■ **Stated problem**
Scan the data. Collect each line that contains the word "this".

■ **Records to use**
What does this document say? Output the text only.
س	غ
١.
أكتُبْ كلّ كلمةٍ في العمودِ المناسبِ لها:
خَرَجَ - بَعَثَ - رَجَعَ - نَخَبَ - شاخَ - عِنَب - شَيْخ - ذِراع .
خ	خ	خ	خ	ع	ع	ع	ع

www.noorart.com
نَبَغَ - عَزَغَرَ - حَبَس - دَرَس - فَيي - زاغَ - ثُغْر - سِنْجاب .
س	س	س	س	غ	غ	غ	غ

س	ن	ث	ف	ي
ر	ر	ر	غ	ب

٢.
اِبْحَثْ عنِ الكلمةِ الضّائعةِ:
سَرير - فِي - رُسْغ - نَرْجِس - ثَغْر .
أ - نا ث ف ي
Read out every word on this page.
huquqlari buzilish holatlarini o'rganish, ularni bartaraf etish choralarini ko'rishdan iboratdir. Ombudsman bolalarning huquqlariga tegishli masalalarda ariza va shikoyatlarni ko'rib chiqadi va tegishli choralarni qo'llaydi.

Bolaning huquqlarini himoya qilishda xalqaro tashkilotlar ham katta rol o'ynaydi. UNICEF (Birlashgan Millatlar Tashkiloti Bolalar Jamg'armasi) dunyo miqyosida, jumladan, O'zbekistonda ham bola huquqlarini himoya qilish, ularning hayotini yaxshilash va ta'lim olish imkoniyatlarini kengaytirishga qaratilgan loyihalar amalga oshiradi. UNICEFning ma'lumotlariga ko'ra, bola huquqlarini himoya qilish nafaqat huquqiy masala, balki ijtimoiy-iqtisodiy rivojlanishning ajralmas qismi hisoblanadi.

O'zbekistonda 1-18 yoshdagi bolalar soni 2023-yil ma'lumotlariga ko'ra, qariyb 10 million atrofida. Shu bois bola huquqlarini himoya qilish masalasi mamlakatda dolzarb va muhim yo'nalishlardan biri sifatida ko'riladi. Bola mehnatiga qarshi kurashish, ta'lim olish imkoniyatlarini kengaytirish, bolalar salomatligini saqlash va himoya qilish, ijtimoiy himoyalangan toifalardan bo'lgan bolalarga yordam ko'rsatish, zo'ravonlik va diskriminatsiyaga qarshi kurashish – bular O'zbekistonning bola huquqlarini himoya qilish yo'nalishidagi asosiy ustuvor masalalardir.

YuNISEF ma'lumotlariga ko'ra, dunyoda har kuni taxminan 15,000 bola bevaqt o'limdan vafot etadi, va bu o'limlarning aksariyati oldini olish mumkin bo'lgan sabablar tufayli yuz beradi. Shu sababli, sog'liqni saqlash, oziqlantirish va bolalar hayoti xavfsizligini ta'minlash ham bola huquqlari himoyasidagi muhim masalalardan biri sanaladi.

■ **Answer to the task**
What does this document say? Output the text only.
Read out every word on this page.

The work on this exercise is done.